- [Given exercise]: Scan the listing below for the word "Configurazione" and state how many lines hold it. Write nothing but the number.

** Begin Data for processing **

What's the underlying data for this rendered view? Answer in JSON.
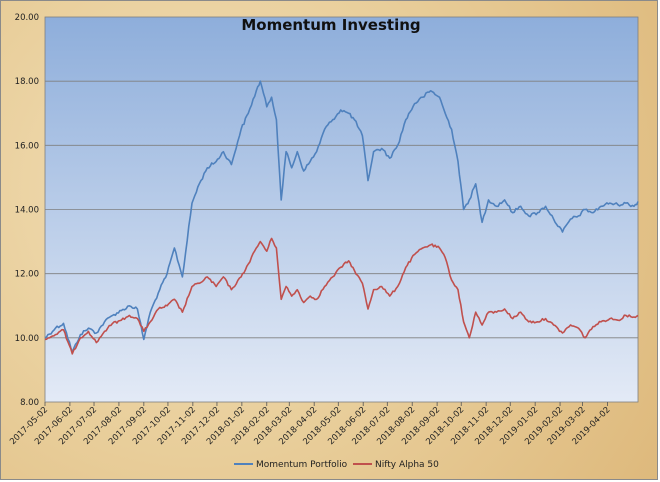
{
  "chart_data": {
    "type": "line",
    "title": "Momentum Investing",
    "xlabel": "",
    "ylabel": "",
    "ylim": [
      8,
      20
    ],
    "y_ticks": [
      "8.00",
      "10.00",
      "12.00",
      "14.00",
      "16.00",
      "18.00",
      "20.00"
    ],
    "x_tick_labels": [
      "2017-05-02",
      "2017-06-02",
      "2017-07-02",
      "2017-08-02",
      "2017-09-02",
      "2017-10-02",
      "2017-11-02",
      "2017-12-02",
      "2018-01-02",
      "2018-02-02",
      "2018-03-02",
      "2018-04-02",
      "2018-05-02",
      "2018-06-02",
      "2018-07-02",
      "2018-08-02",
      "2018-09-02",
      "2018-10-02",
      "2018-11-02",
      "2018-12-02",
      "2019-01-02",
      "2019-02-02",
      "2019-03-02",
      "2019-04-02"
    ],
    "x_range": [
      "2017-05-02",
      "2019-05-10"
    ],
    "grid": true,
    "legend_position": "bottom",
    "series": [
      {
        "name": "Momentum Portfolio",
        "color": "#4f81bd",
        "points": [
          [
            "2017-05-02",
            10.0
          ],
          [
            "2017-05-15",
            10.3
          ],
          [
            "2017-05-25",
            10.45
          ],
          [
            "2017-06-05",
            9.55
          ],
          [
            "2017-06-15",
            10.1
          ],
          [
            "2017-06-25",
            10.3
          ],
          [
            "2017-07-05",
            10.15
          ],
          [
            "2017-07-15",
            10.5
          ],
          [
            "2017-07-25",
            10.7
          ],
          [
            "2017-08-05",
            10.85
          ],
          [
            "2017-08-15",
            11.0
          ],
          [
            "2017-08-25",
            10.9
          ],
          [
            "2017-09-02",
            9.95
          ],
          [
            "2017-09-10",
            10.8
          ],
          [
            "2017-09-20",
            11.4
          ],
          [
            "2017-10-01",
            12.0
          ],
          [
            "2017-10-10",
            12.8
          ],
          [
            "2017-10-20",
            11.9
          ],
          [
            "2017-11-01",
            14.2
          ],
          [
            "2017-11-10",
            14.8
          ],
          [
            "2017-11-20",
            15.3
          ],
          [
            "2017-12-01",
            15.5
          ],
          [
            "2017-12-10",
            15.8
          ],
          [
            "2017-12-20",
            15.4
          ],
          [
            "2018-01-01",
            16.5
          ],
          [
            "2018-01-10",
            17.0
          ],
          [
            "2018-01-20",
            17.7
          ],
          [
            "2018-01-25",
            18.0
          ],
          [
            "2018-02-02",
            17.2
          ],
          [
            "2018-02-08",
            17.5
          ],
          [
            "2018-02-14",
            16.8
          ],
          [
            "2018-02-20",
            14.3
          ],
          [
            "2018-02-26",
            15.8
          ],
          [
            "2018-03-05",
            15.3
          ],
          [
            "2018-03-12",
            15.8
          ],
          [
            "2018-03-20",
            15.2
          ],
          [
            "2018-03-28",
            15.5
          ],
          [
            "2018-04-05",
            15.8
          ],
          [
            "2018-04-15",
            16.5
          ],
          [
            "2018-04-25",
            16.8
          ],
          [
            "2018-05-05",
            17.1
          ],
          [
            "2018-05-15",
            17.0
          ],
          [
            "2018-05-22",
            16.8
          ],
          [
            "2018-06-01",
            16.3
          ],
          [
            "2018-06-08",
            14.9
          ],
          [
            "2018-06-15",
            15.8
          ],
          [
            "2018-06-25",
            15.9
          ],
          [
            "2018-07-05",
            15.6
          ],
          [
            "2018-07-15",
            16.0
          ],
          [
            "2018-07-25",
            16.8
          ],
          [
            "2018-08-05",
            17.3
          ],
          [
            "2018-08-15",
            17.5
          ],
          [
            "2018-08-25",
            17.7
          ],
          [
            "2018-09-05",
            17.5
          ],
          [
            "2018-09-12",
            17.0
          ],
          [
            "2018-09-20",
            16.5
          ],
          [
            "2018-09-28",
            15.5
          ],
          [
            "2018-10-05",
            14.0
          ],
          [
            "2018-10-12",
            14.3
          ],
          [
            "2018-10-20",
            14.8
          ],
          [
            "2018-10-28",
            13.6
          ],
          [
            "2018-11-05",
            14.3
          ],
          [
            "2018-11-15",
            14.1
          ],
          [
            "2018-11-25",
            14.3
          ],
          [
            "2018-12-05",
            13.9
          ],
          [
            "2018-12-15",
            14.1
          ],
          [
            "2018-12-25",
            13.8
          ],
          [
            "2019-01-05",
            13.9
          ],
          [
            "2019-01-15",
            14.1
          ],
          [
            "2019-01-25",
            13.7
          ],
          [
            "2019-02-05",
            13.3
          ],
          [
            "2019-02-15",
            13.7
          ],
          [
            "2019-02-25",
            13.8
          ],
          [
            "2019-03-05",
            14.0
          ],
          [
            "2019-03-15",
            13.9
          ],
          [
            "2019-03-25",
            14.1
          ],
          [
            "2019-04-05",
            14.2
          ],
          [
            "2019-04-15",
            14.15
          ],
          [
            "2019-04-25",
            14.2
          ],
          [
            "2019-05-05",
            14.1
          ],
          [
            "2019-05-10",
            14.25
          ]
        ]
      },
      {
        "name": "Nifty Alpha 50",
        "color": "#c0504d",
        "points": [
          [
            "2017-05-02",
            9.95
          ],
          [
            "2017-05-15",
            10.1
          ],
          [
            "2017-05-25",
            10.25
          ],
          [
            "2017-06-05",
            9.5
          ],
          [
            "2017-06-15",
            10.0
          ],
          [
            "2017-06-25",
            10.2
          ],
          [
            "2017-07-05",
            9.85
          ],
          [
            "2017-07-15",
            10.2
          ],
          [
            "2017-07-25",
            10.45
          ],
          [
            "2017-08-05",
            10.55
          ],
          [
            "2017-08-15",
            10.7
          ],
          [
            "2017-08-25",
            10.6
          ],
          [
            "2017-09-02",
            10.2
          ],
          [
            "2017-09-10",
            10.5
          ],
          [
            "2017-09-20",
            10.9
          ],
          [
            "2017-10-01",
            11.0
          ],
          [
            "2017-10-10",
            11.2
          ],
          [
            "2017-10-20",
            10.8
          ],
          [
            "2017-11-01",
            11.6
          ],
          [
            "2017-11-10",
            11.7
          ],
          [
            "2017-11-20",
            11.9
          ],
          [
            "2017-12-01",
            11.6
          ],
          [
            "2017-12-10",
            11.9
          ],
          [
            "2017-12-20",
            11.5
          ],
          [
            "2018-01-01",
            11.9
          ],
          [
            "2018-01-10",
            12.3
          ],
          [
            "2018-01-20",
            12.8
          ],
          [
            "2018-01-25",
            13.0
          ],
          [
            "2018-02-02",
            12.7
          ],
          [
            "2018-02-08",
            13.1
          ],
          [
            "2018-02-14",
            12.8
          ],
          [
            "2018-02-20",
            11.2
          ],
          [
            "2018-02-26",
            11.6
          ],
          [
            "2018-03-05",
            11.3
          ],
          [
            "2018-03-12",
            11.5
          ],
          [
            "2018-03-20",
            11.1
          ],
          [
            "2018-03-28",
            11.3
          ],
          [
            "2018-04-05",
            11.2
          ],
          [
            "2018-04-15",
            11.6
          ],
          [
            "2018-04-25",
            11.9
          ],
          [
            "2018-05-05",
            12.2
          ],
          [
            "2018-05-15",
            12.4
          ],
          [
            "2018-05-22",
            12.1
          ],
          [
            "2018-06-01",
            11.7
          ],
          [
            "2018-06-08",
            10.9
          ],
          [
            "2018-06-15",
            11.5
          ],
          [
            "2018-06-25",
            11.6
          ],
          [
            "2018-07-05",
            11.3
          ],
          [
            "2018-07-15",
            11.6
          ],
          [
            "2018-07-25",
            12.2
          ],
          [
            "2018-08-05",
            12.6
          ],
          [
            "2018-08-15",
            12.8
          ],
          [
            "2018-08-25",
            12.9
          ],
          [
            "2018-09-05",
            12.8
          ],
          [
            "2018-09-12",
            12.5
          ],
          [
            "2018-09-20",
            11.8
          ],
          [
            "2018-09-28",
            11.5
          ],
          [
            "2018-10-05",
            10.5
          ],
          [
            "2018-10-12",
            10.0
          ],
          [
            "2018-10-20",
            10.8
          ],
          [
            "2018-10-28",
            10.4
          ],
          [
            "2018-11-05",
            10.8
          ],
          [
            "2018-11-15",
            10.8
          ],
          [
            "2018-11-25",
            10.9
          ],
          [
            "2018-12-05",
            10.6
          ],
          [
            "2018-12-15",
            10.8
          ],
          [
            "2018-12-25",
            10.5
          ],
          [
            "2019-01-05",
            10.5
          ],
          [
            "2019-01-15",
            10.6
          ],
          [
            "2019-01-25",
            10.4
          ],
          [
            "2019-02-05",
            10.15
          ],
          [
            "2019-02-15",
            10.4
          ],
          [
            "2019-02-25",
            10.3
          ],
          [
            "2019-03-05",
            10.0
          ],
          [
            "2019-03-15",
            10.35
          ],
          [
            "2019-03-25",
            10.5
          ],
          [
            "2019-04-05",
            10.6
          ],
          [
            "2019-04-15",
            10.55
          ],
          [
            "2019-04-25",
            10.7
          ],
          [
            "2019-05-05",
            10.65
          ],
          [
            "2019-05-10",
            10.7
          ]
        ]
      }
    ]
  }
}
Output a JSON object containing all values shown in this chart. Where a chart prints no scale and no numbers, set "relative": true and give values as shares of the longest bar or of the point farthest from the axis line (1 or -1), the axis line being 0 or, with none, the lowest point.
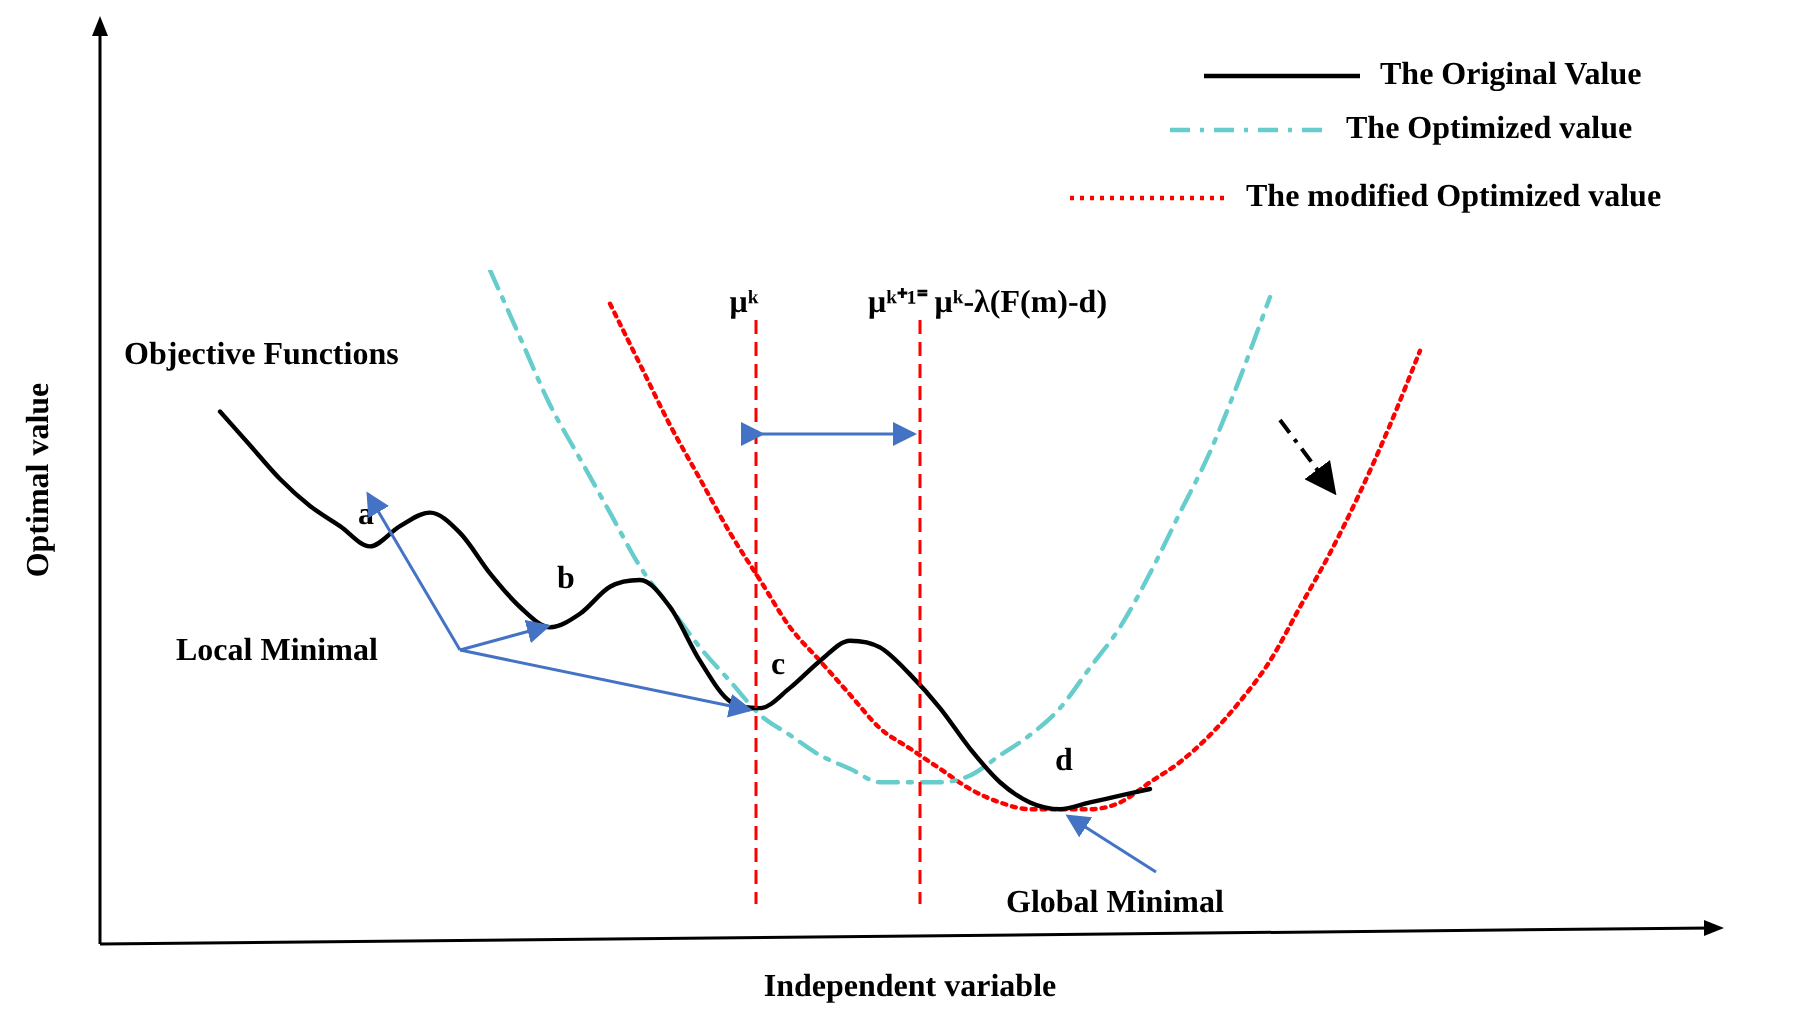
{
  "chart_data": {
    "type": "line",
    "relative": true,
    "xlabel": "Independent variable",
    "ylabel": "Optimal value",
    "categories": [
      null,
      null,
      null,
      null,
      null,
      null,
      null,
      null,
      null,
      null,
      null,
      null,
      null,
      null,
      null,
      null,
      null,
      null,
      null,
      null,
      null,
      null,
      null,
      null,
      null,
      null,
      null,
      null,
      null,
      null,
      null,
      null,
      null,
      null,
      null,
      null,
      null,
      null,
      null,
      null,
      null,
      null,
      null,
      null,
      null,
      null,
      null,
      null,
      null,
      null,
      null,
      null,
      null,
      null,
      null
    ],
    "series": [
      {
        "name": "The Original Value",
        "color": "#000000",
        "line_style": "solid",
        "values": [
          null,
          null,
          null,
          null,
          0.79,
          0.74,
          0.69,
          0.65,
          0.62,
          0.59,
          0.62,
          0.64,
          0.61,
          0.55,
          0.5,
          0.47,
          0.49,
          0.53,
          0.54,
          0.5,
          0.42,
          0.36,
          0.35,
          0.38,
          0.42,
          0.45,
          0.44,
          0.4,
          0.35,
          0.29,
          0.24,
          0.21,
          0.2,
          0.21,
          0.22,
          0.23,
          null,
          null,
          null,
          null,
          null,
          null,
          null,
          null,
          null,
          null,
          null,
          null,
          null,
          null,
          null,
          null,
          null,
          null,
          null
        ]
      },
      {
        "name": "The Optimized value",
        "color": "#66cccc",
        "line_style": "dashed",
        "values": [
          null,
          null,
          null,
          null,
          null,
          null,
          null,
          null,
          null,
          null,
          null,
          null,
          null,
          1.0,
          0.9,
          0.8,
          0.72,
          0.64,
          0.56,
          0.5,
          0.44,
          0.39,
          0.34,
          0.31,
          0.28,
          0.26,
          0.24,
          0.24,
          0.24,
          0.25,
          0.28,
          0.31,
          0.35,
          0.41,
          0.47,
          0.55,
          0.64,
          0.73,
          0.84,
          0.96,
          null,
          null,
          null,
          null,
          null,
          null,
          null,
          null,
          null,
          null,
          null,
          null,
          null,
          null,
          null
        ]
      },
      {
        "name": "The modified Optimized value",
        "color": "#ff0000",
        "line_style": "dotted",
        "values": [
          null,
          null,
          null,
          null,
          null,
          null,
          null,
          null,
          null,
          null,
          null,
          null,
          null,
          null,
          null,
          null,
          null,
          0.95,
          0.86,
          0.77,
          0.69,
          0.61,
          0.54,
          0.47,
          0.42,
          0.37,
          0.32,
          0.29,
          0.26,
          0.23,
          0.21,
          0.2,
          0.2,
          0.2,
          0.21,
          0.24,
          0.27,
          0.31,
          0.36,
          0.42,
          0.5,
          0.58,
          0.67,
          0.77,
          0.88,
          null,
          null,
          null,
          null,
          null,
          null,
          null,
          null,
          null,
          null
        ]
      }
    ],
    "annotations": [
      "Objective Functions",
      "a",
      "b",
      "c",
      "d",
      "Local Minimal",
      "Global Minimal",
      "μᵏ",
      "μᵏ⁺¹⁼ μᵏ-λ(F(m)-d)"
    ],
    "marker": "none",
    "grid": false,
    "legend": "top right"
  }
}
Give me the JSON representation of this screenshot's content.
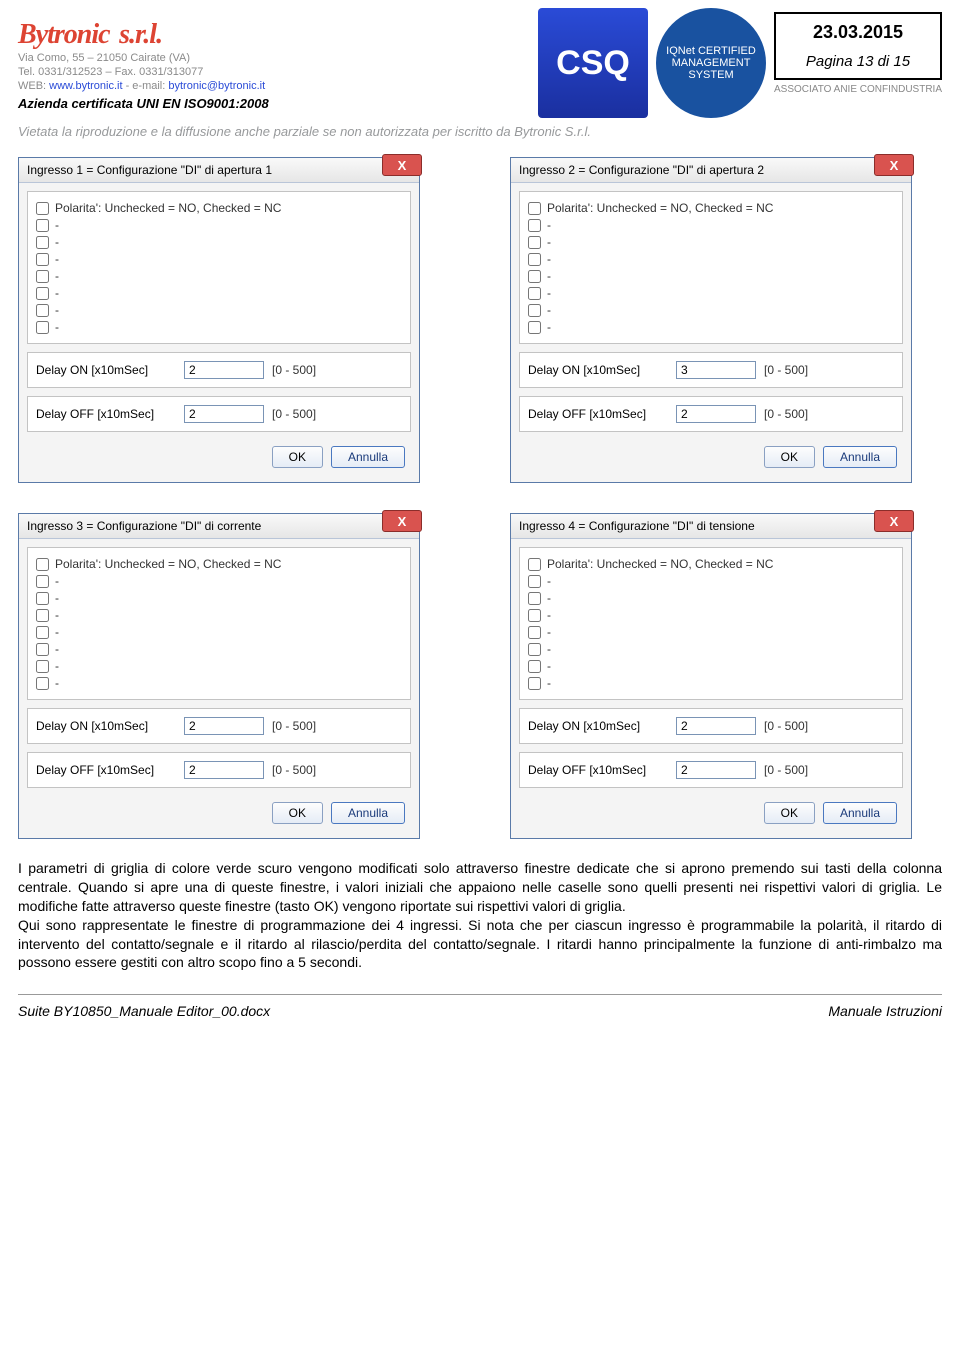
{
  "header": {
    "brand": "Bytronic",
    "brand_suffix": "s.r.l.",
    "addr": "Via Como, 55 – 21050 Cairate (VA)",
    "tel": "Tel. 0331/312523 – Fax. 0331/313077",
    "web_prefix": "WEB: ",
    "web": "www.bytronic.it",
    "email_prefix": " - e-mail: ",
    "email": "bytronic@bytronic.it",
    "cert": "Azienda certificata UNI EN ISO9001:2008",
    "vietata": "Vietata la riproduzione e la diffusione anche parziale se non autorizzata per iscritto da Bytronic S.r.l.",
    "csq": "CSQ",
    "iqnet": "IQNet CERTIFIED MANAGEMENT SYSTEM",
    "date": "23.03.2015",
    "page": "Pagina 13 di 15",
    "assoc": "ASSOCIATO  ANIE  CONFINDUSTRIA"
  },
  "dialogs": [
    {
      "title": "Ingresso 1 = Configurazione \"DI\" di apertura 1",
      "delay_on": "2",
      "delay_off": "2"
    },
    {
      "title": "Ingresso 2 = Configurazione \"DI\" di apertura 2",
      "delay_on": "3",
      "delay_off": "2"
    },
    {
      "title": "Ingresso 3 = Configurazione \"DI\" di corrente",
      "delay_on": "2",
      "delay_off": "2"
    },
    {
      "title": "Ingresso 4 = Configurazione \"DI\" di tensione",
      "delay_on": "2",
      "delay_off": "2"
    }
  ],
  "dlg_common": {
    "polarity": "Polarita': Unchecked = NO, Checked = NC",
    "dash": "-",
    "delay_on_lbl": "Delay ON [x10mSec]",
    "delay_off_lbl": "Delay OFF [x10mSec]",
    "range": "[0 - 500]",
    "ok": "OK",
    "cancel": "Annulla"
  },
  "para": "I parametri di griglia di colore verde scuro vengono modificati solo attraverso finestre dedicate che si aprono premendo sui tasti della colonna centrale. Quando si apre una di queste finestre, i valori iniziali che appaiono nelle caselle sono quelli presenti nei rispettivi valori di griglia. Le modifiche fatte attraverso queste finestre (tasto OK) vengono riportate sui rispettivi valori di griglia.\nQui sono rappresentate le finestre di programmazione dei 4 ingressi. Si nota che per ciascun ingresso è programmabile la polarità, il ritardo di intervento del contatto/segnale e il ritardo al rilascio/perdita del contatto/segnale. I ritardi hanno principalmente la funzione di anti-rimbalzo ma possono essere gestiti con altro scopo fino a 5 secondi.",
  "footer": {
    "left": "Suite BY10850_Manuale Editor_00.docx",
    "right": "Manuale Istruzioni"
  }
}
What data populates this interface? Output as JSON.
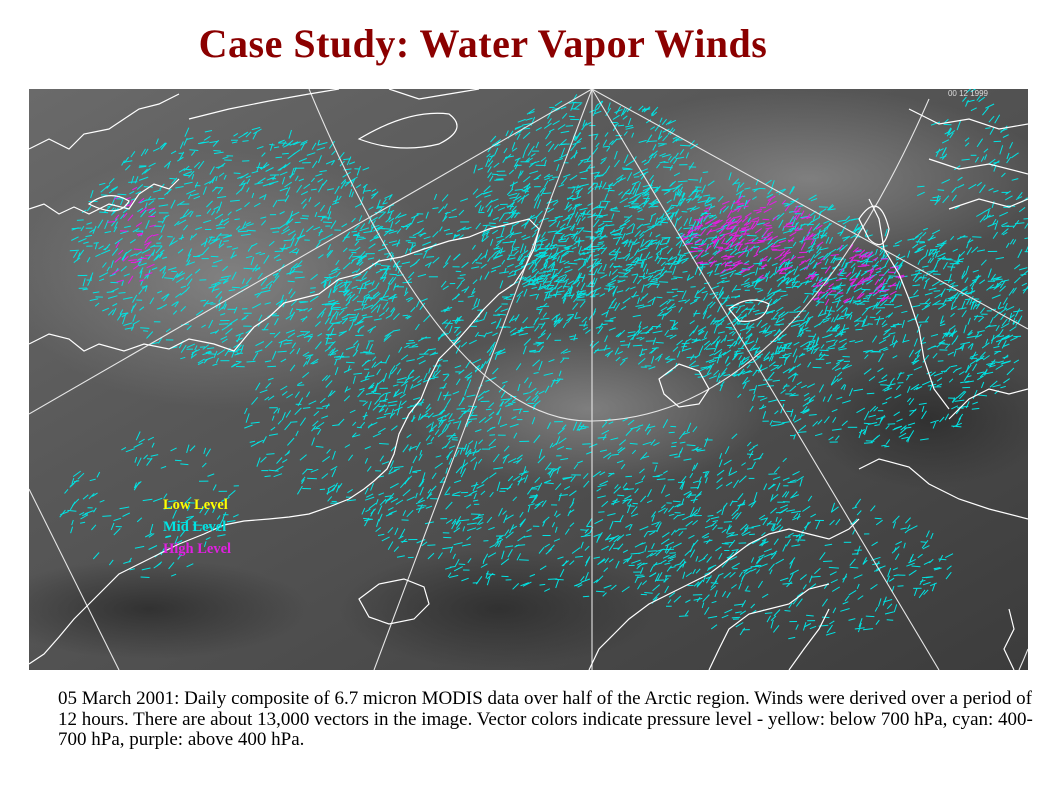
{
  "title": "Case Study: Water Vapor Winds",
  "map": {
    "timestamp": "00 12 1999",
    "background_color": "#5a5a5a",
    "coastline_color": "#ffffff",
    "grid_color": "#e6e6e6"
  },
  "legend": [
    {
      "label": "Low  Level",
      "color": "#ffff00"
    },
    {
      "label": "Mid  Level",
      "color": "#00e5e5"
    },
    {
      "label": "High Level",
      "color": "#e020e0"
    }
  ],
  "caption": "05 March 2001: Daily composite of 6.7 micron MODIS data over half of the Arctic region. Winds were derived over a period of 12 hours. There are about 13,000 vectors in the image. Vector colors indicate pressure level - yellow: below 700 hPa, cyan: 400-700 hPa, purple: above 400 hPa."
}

** End Data for processing **

- [Right answer]: 4